[start of Entries supplied]

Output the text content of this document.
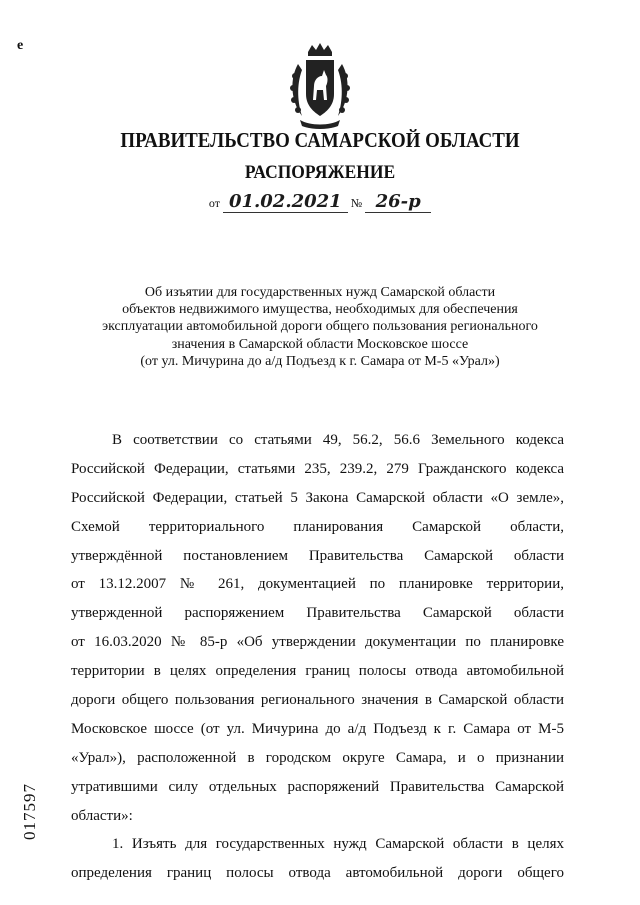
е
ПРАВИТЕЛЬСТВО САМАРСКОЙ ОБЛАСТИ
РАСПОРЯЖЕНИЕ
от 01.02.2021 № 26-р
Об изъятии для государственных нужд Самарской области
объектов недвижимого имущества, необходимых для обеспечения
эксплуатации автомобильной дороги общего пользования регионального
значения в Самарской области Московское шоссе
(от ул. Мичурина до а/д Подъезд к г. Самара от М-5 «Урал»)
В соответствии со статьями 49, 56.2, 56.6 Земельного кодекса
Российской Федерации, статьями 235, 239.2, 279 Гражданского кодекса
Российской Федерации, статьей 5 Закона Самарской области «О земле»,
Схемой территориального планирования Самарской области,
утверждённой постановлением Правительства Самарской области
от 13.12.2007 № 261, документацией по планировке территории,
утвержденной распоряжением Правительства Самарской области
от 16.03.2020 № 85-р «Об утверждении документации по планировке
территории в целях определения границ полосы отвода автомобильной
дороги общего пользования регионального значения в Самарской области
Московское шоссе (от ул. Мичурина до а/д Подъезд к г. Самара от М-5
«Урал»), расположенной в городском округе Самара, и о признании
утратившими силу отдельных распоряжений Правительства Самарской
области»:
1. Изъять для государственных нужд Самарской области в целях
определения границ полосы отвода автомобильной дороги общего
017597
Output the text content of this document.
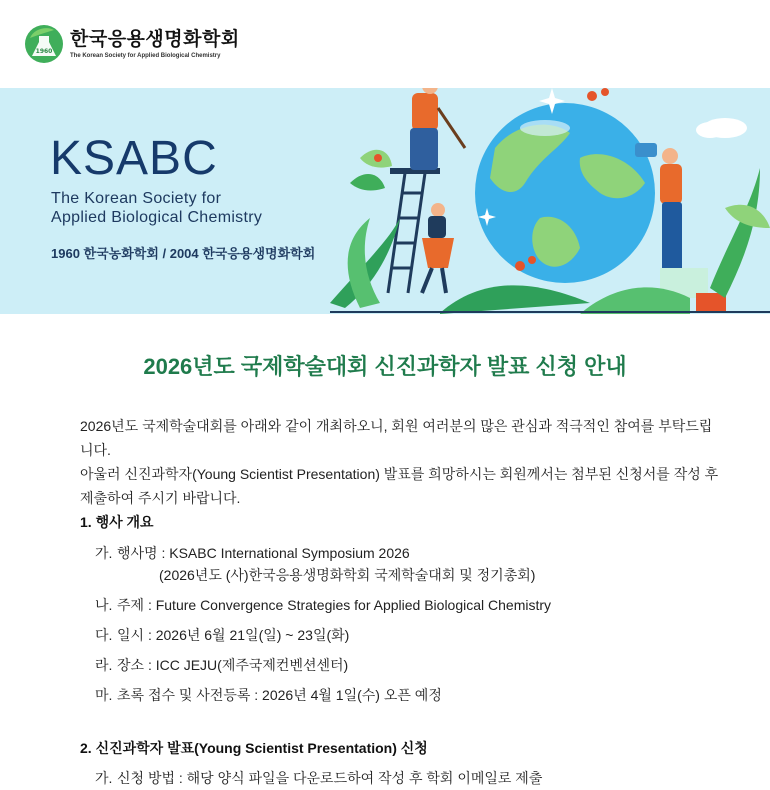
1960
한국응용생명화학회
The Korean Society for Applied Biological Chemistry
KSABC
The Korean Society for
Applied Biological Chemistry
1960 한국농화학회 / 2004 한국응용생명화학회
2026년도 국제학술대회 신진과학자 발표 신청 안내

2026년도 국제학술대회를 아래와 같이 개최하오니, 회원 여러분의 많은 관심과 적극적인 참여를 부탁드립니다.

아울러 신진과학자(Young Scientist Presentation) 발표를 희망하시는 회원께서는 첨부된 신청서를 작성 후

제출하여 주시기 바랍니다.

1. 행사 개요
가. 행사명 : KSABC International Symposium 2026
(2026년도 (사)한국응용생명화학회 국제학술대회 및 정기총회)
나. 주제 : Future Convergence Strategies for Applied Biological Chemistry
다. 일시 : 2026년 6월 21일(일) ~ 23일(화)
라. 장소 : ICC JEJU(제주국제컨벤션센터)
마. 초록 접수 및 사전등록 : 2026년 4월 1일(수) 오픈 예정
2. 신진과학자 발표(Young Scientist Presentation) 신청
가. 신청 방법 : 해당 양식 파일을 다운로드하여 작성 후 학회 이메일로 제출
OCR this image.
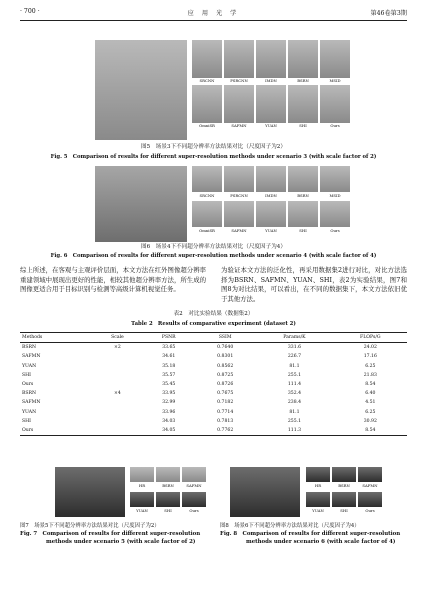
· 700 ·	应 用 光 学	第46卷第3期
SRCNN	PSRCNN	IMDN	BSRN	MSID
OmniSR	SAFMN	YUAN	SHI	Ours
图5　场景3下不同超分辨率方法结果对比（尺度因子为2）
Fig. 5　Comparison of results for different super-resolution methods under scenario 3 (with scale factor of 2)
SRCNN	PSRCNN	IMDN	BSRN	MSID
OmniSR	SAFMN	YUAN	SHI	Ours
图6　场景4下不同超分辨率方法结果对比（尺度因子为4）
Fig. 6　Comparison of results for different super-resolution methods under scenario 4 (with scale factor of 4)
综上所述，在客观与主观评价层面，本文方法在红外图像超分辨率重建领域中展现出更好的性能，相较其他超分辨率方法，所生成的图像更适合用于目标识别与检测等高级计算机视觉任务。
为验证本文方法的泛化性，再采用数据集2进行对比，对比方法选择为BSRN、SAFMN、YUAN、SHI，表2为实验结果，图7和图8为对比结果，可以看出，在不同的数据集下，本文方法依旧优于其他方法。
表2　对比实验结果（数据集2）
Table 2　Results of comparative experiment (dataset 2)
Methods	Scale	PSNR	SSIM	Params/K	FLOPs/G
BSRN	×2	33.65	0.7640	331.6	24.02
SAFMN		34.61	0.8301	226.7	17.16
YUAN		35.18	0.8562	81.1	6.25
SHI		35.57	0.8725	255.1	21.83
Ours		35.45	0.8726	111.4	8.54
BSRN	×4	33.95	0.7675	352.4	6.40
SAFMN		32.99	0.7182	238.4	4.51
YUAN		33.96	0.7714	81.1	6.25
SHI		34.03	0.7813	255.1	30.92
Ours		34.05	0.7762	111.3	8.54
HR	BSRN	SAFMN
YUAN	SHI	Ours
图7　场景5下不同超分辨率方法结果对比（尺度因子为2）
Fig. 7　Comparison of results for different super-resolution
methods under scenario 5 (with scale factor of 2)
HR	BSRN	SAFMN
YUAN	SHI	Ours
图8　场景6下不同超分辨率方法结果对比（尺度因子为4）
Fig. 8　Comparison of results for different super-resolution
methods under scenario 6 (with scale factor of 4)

[end of Entries supplied]

Directive:
Write out every line above exactly as it is, leaving out the pictures.

Result:
Output the text content of this document.
е
ПРАВИТЕЛЬСТВО САМАРСКОЙ ОБЛАСТИ
РАСПОРЯЖЕНИЕ
от 01.02.2021 № 26-р
Об изъятии для государственных нужд Самарской области
объектов недвижимого имущества, необходимых для обеспечения
эксплуатации автомобильной дороги общего пользования регионального
значения в Самарской области Московское шоссе
(от ул. Мичурина до а/д Подъезд к г. Самара от М-5 «Урал»)
В соответствии со статьями 49, 56.2, 56.6 Земельного кодекса
Российской Федерации, статьями 235, 239.2, 279 Гражданского кодекса
Российской Федерации, статьей 5 Закона Самарской области «О земле»,
Схемой территориального планирования Самарской области,
утверждённой постановлением Правительства Самарской области
от 13.12.2007 № 261, документацией по планировке территории,
утвержденной распоряжением Правительства Самарской области
от 16.03.2020 № 85-р «Об утверждении документации по планировке
территории в целях определения границ полосы отвода автомобильной
дороги общего пользования регионального значения в Самарской области
Московское шоссе (от ул. Мичурина до а/д Подъезд к г. Самара от М-5
«Урал»), расположенной в городском округе Самара, и о признании
утратившими силу отдельных распоряжений Правительства Самарской
области»:
1. Изъять для государственных нужд Самарской области в целях
определения границ полосы отвода автомобильной дороги общего
017597
Output the text content of this document.
1960
한국응용생명화학회
The Korean Society for Applied Biological Chemistry
KSABC
The Korean Society for
Applied Biological Chemistry
1960 한국농화학회 / 2004 한국응용생명화학회
2026년도 국제학술대회 신진과학자 발표 신청 안내

2026년도 국제학술대회를 아래와 같이 개최하오니, 회원 여러분의 많은 관심과 적극적인 참여를 부탁드립니다.

아울러 신진과학자(Young Scientist Presentation) 발표를 희망하시는 회원께서는 첨부된 신청서를 작성 후

제출하여 주시기 바랍니다.

1. 행사 개요
가. 행사명 : KSABC International Symposium 2026
(2026년도 (사)한국응용생명화학회 국제학술대회 및 정기총회)
나. 주제 : Future Convergence Strategies for Applied Biological Chemistry
다. 일시 : 2026년 6월 21일(일) ~ 23일(화)
라. 장소 : ICC JEJU(제주국제컨벤션센터)
마. 초록 접수 및 사전등록 : 2026년 4월 1일(수) 오픈 예정
2. 신진과학자 발표(Young Scientist Presentation) 신청
가. 신청 방법 : 해당 양식 파일을 다운로드하여 작성 후 학회 이메일로 제출
OCR this image.
· 700 ·	应 用 光 学	第46卷第3期
SRCNN	PSRCNN	IMDN	BSRN	MSID
OmniSR	SAFMN	YUAN	SHI	Ours
图5　场景3下不同超分辨率方法结果对比（尺度因子为2）
Fig. 5　Comparison of results for different super-resolution methods under scenario 3 (with scale factor of 2)
SRCNN	PSRCNN	IMDN	BSRN	MSID
OmniSR	SAFMN	YUAN	SHI	Ours
图6　场景4下不同超分辨率方法结果对比（尺度因子为4）
Fig. 6　Comparison of results for different super-resolution methods under scenario 4 (with scale factor of 4)
综上所述，在客观与主观评价层面，本文方法在红外图像超分辨率重建领域中展现出更好的性能，相较其他超分辨率方法，所生成的图像更适合用于目标识别与检测等高级计算机视觉任务。
为验证本文方法的泛化性，再采用数据集2进行对比，对比方法选择为BSRN、SAFMN、YUAN、SHI，表2为实验结果，图7和图8为对比结果，可以看出，在不同的数据集下，本文方法依旧优于其他方法。
表2　对比实验结果（数据集2）
Table 2　Results of comparative experiment (dataset 2)
Methods	Scale	PSNR	SSIM	Params/K	FLOPs/G
BSRN	×2	33.65	0.7640	331.6	24.02
SAFMN		34.61	0.8301	226.7	17.16
YUAN		35.18	0.8562	81.1	6.25
SHI		35.57	0.8725	255.1	21.83
Ours		35.45	0.8726	111.4	8.54
BSRN	×4	33.95	0.7675	352.4	6.40
SAFMN		32.99	0.7182	238.4	4.51
YUAN		33.96	0.7714	81.1	6.25
SHI		34.03	0.7813	255.1	30.92
Ours		34.05	0.7762	111.3	8.54
HR	BSRN	SAFMN
YUAN	SHI	Ours
图7　场景5下不同超分辨率方法结果对比（尺度因子为2）
Fig. 7　Comparison of results for different super-resolution
methods under scenario 5 (with scale factor of 2)
HR	BSRN	SAFMN
YUAN	SHI	Ours
图8　场景6下不同超分辨率方法结果对比（尺度因子为4）
Fig. 8　Comparison of results for different super-resolution
methods under scenario 6 (with scale factor of 4)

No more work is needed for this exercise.